** Begin Source passage **

One of the most famous landscape photographers, Galen Rowell was an American climber best known for his mesmerizing shots of mountains. As Yann Arthus-Bertrand has mastered photography from above (aerial) and David Doubilet from below (undersea), Rowell has mastered the mountain photography. With an uncanny ability to capture the ethereal, he sensed and then photographed those fleeting moments that most of the photographers can only dream about. His photos not only impress his viewers’ eyes, the imagery tugs at their very soul. Climbing was Rowell’s life, and his oeuvre has both defined and presented the majesty and mystery of mountains.
Galen Rowell – Personal Life
Born in Oakland and raised in Berkeley, California, to a college professor and a concert cellist, Galen was introduced to wilderness before he could walk. He began climbing mountains at the age of ten on Sierra Club outings, and at sixteen made his first roped climbs in Yosemite Valley. Over the next fifteen years, he logged more than a hundred first ascents of new routes there and in the High Sierra backcountry. Rowell dropped out of college at Berkeley and worked instead as a mechanic to fund his climbing. Taking photographs began as a way to share his high and wild world with friends and family. In 1972 he became a full-time photographer after selling his small automotive business. Less than a year later he did his first major magazine assignment – a cover story for National Geographic. In 1984 he received the Ansel Adams Award for his contributions to the art of wilderness photography. In 1992 Galen received a National Science Foundation Artists and Writers Grant to photograph Antarctica. Rowell eventually visited all seven continents, producing a substantial portfolio reproduced in articles and books of both polar regions, the Himalayas – in particular Tibet – and South America. In the last twenty years of his life, Galen made over thirty-five journeys to the mountains of Nepal, India, Pakistan, China, Tibet, Africa, Alaska, Canada, Siberia, New Zealand, Norway, and Patagonia. Besides participating in major expeditions to Mount Everest, K2 and Gasherbrum II (not to the summit), he made the first one-day ascents of Mount McKinley in Alaska and Mount Kilimanjaro in Africa as well as first ascents of Himalayan peaks such as Cholatse and the Great Trango Tower. He also made the highest complete ascent and descent of a mountain on skis on Mustagh Ata (24,757 feet), as well as a 285-mile winter traverse of the Karakoram Himalaya.

** End Source passage **
** Begin Given information **

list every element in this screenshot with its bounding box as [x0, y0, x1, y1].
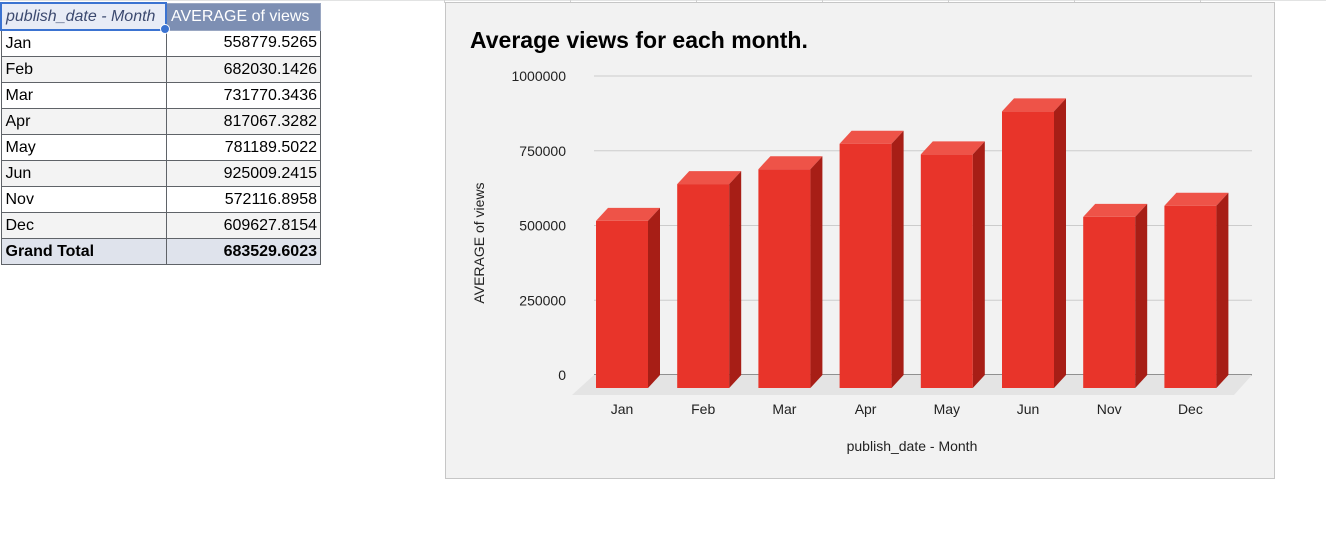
value-cell[interactable]: 609627.8154 — [165, 212, 321, 239]
value-cell[interactable]: 682030.1426 — [165, 56, 321, 83]
bar-top — [677, 171, 742, 185]
y-axis-label: AVERAGE of views — [471, 182, 487, 303]
bar-top — [1002, 98, 1066, 112]
header-cell-average[interactable]: AVERAGE of views — [165, 2, 321, 31]
bar — [839, 130, 904, 388]
table-row: May 781189.5022 — [0, 134, 321, 161]
value-cell[interactable]: 925009.2415 — [165, 160, 321, 187]
bar-side — [1216, 192, 1229, 388]
month-cell[interactable]: Feb — [0, 56, 167, 83]
month-cell[interactable]: Jan — [0, 29, 167, 57]
bar — [1164, 192, 1229, 388]
pivot-header-row: publish_date - Month AVERAGE of views — [0, 2, 321, 34]
header-cell-month[interactable]: publish_date - Month — [0, 2, 170, 34]
x-tick-label: Feb — [691, 401, 715, 417]
bar-front — [596, 220, 648, 388]
x-axis-label: publish_date - Month — [847, 438, 978, 454]
bar-side — [729, 171, 742, 388]
bar-top — [1083, 203, 1148, 217]
bar — [1002, 98, 1066, 388]
value-cell[interactable]: 558779.5265 — [165, 29, 321, 57]
x-tick-labels: Jan Feb Mar Apr May Jun Nov Dec — [611, 401, 1203, 417]
bar — [1083, 203, 1148, 388]
bar-side — [648, 207, 660, 388]
table-row: Feb 682030.1426 — [0, 56, 321, 83]
bar-front — [677, 184, 730, 388]
bar-front — [1164, 205, 1217, 388]
month-cell[interactable]: Jun — [0, 160, 167, 187]
value-cell[interactable]: 781189.5022 — [165, 134, 321, 161]
y-tick-label: 750000 — [519, 143, 566, 159]
bar-side — [891, 130, 904, 388]
bar-front — [758, 169, 811, 388]
bar-front — [1002, 111, 1054, 388]
bars — [596, 98, 1229, 388]
bar-side — [810, 156, 823, 388]
y-tick-label: 1000000 — [511, 68, 566, 84]
grand-total-row: Grand Total 683529.6023 — [0, 238, 321, 265]
table-row: Apr 817067.3282 — [0, 108, 321, 135]
x-tick-label: Mar — [772, 401, 796, 417]
column-divider — [570, 0, 571, 3]
chart-title: Average views for each month. — [470, 27, 808, 53]
table-row: Jun 925009.2415 — [0, 160, 321, 187]
value-cell[interactable]: 572116.8958 — [165, 186, 321, 213]
month-cell[interactable]: Dec — [0, 212, 167, 239]
y-tick-label: 0 — [558, 367, 566, 383]
bar — [677, 171, 742, 388]
x-tick-label: Apr — [855, 401, 877, 417]
bar — [920, 141, 985, 388]
bar-top — [596, 207, 660, 221]
x-tick-label: Dec — [1178, 401, 1203, 417]
y-tick-label: 500000 — [519, 218, 566, 234]
month-cell[interactable]: May — [0, 134, 167, 161]
chart-container[interactable]: Average views for each month. AVERAGE of… — [445, 2, 1275, 479]
month-cell[interactable]: Apr — [0, 108, 167, 135]
column-divider — [1200, 0, 1201, 3]
bar-top — [839, 130, 904, 144]
x-tick-label: Nov — [1097, 401, 1122, 417]
x-tick-label: May — [934, 401, 960, 417]
bar-top — [920, 141, 985, 155]
grand-total-label[interactable]: Grand Total — [0, 238, 167, 265]
table-row: Jan 558779.5265 — [0, 29, 321, 57]
value-cell[interactable]: 731770.3436 — [165, 82, 321, 109]
column-divider — [1074, 0, 1075, 3]
bar — [758, 156, 823, 388]
value-cell[interactable]: 817067.3282 — [165, 108, 321, 135]
bar-front — [839, 143, 892, 388]
column-divider — [444, 0, 445, 3]
y-tick-label: 250000 — [519, 292, 566, 308]
bar-front — [1083, 216, 1136, 388]
x-tick-label: Jan — [611, 401, 634, 417]
chart-floor — [572, 375, 1252, 395]
bar-top — [758, 156, 823, 170]
table-row: Mar 731770.3436 — [0, 82, 321, 109]
x-tick-label: Jun — [1017, 401, 1040, 417]
table-row: Nov 572116.8958 — [0, 186, 321, 213]
table-row: Dec 609627.8154 — [0, 212, 321, 239]
bar-top — [1164, 192, 1229, 206]
bar-side — [1054, 98, 1066, 388]
pivot-table: publish_date - Month AVERAGE of views Ja… — [0, 2, 321, 265]
y-tick-labels: 0 250000 500000 750000 1000000 — [511, 68, 566, 383]
sheet-top-border — [0, 0, 1326, 1]
bar-chart: Average views for each month. AVERAGE of… — [470, 27, 1252, 454]
column-divider — [948, 0, 949, 3]
column-divider — [822, 0, 823, 3]
bar-side — [972, 141, 985, 388]
header-month-label: publish_date - Month — [6, 7, 156, 25]
bar-side — [1135, 203, 1148, 388]
selection-fill-handle[interactable] — [160, 24, 170, 34]
month-cell[interactable]: Nov — [0, 186, 167, 213]
floor-plane — [572, 375, 1252, 395]
month-cell[interactable]: Mar — [0, 82, 167, 109]
bar — [596, 207, 660, 388]
column-divider — [696, 0, 697, 3]
grand-total-value[interactable]: 683529.6023 — [165, 238, 321, 265]
bar-front — [920, 154, 973, 388]
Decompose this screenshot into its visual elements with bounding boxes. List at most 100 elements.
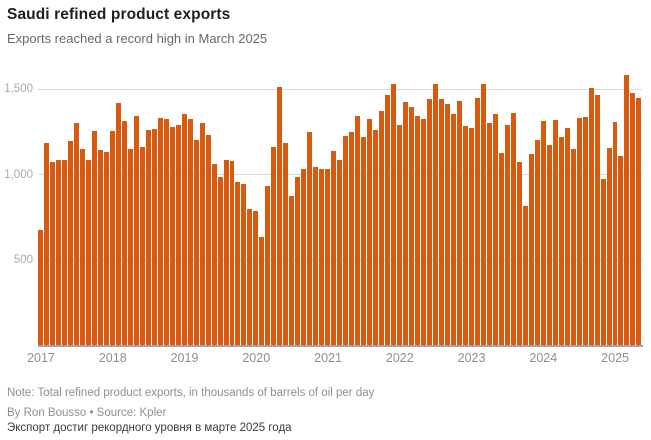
bar — [295, 176, 301, 346]
bar — [355, 116, 361, 346]
bar — [486, 122, 492, 346]
bar — [115, 103, 121, 346]
bar — [109, 131, 115, 346]
bar — [528, 154, 534, 346]
bar — [55, 160, 61, 346]
bar — [163, 119, 169, 346]
bar — [91, 130, 97, 346]
bar — [145, 129, 151, 346]
x-tick-label: 2022 — [385, 351, 414, 365]
x-tick-label: 2019 — [170, 351, 199, 365]
bar — [474, 98, 480, 346]
bar — [462, 126, 468, 346]
bar — [79, 149, 85, 346]
plot-area: 500 1,000 1,500 — [4, 70, 643, 347]
bar — [600, 179, 606, 346]
bar — [217, 176, 223, 346]
bar — [169, 127, 175, 346]
chart-byline: By Ron Bousso • Source: Kpler — [7, 407, 167, 419]
bar — [205, 134, 211, 346]
bar — [552, 120, 558, 346]
bar — [97, 150, 103, 346]
bar — [480, 84, 486, 346]
bar — [522, 205, 528, 346]
chart-note: Note: Total refined product exports, in … — [7, 387, 375, 399]
bar — [421, 118, 426, 346]
bar — [193, 139, 199, 346]
bar — [313, 167, 319, 346]
x-tick-label: 2018 — [98, 351, 127, 365]
bar — [181, 114, 187, 346]
bar — [546, 145, 552, 346]
bar — [570, 149, 576, 346]
x-axis-labels: 2017 2018 2019 2020 2021 2022 2023 2024 2025 — [27, 351, 642, 367]
bar — [271, 146, 277, 346]
bar — [283, 143, 289, 346]
bar — [247, 209, 253, 346]
bar — [618, 156, 624, 346]
bar — [397, 124, 403, 346]
bar — [187, 118, 193, 346]
bar — [516, 162, 522, 346]
bar — [636, 98, 642, 346]
bar — [121, 121, 127, 346]
x-tick-label: 2025 — [601, 351, 629, 365]
bar — [510, 112, 516, 346]
localized-caption: Экспорт достиг рекордного уровня в марте… — [7, 422, 292, 434]
x-tick-label: 2024 — [529, 351, 558, 365]
bar — [391, 84, 397, 346]
bar — [588, 87, 594, 346]
bar — [229, 161, 235, 346]
bar — [576, 117, 582, 346]
bar — [409, 107, 415, 346]
bar — [157, 117, 163, 346]
bar — [492, 114, 498, 346]
bar — [582, 116, 588, 346]
bar — [450, 114, 456, 346]
bar — [43, 143, 49, 346]
bar — [498, 152, 504, 346]
bar — [612, 122, 618, 346]
bar — [540, 121, 546, 346]
bar — [361, 137, 367, 346]
chart-subtitle: Exports reached a record high in March 2… — [7, 31, 268, 46]
bar — [624, 74, 630, 346]
bar — [349, 132, 355, 346]
bar — [301, 169, 307, 346]
bar — [277, 86, 283, 346]
bar — [373, 129, 379, 346]
bar — [343, 135, 349, 346]
bar — [289, 195, 295, 346]
bar — [331, 151, 337, 346]
bar — [534, 139, 540, 346]
bar — [85, 159, 91, 346]
bar — [432, 83, 438, 346]
y-tick-label: 1,000 — [4, 168, 33, 181]
bar — [558, 137, 564, 346]
bar — [127, 148, 133, 346]
bar — [438, 98, 444, 346]
bar — [49, 162, 55, 346]
bar — [223, 159, 229, 346]
bar — [426, 98, 432, 346]
x-tick-label: 2023 — [457, 351, 486, 365]
bar — [379, 110, 385, 346]
bar — [415, 116, 420, 346]
bar — [337, 160, 343, 346]
bar — [235, 181, 241, 346]
bar — [630, 92, 636, 346]
bar — [139, 146, 145, 346]
bar — [319, 169, 325, 346]
bar — [504, 124, 510, 346]
x-tick-label: 2020 — [242, 351, 271, 365]
x-tick-label: 2017 — [27, 351, 55, 365]
bar-series — [38, 70, 642, 346]
bar — [38, 229, 43, 346]
bar — [265, 186, 271, 346]
bar — [67, 140, 73, 346]
bar — [456, 100, 462, 346]
chart-title: Saudi refined product exports — [7, 6, 231, 23]
x-axis-line — [38, 345, 643, 347]
bar — [444, 104, 450, 346]
bar — [403, 102, 409, 346]
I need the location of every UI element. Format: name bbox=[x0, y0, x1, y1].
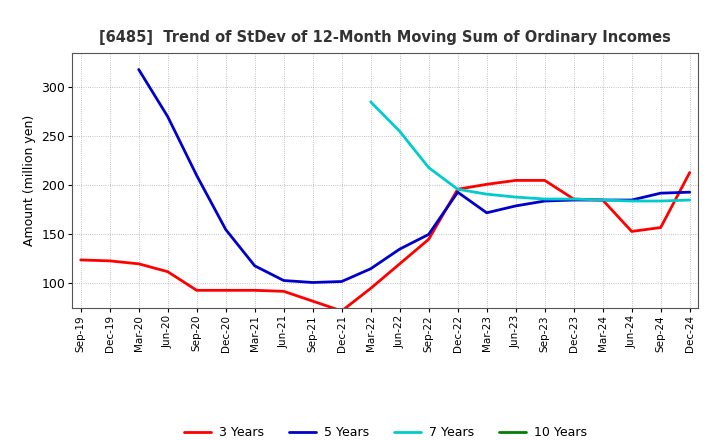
5 Years bbox=[163, 114, 172, 119]
5 Years bbox=[454, 190, 462, 195]
3 Years bbox=[482, 182, 491, 187]
3 Years bbox=[251, 288, 259, 293]
3 Years bbox=[366, 286, 375, 291]
5 Years bbox=[221, 227, 230, 232]
3 Years bbox=[570, 196, 578, 202]
3 Years bbox=[454, 187, 462, 192]
3 Years bbox=[76, 257, 85, 263]
3 Years bbox=[135, 261, 143, 267]
3 Years bbox=[279, 289, 288, 294]
3 Years bbox=[105, 258, 114, 264]
Line: 3 Years: 3 Years bbox=[81, 172, 690, 311]
5 Years bbox=[279, 278, 288, 283]
3 Years bbox=[657, 225, 665, 230]
5 Years bbox=[338, 279, 346, 284]
3 Years bbox=[308, 298, 317, 304]
7 Years bbox=[685, 198, 694, 203]
3 Years bbox=[511, 178, 520, 183]
3 Years bbox=[598, 198, 607, 203]
3 Years bbox=[192, 288, 201, 293]
3 Years bbox=[685, 170, 694, 175]
5 Years bbox=[685, 190, 694, 195]
7 Years bbox=[395, 128, 404, 134]
7 Years bbox=[541, 196, 549, 202]
5 Years bbox=[570, 198, 578, 203]
5 Years bbox=[192, 173, 201, 178]
7 Years bbox=[482, 191, 491, 197]
5 Years bbox=[135, 67, 143, 72]
3 Years bbox=[541, 178, 549, 183]
7 Years bbox=[657, 198, 665, 204]
5 Years bbox=[657, 191, 665, 196]
5 Years bbox=[366, 266, 375, 271]
5 Years bbox=[627, 198, 636, 203]
5 Years bbox=[598, 198, 607, 203]
Line: 7 Years: 7 Years bbox=[371, 102, 690, 201]
5 Years bbox=[541, 198, 549, 204]
7 Years bbox=[511, 194, 520, 200]
5 Years bbox=[308, 280, 317, 285]
7 Years bbox=[570, 196, 578, 202]
3 Years bbox=[424, 237, 433, 242]
3 Years bbox=[338, 308, 346, 314]
3 Years bbox=[221, 288, 230, 293]
3 Years bbox=[627, 229, 636, 234]
Title: [6485]  Trend of StDev of 12-Month Moving Sum of Ordinary Incomes: [6485] Trend of StDev of 12-Month Moving… bbox=[99, 29, 671, 45]
3 Years bbox=[395, 261, 404, 267]
5 Years bbox=[482, 210, 491, 216]
7 Years bbox=[598, 198, 607, 203]
3 Years bbox=[163, 269, 172, 274]
5 Years bbox=[424, 232, 433, 237]
5 Years bbox=[395, 246, 404, 252]
7 Years bbox=[454, 187, 462, 192]
5 Years bbox=[511, 203, 520, 209]
7 Years bbox=[424, 165, 433, 170]
Legend: 3 Years, 5 Years, 7 Years, 10 Years: 3 Years, 5 Years, 7 Years, 10 Years bbox=[179, 422, 592, 440]
5 Years bbox=[251, 263, 259, 268]
Y-axis label: Amount (million yen): Amount (million yen) bbox=[22, 115, 35, 246]
Line: 5 Years: 5 Years bbox=[139, 70, 690, 282]
7 Years bbox=[627, 198, 636, 204]
7 Years bbox=[366, 99, 375, 105]
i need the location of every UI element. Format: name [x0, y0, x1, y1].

** End Given information **

◆ **What the task asks**
Answer these from the Galen Rowell passage above:
(a) Which photographer does it name as having mastered photography from below (undersea)?
(b) In what year did Rowell become a full-time photographer?
(c) What award did he receive in 1984?

◆ **Response to this exercise**
(a) David Doubilet
(b) 1972
(c) The Ansel Adams Award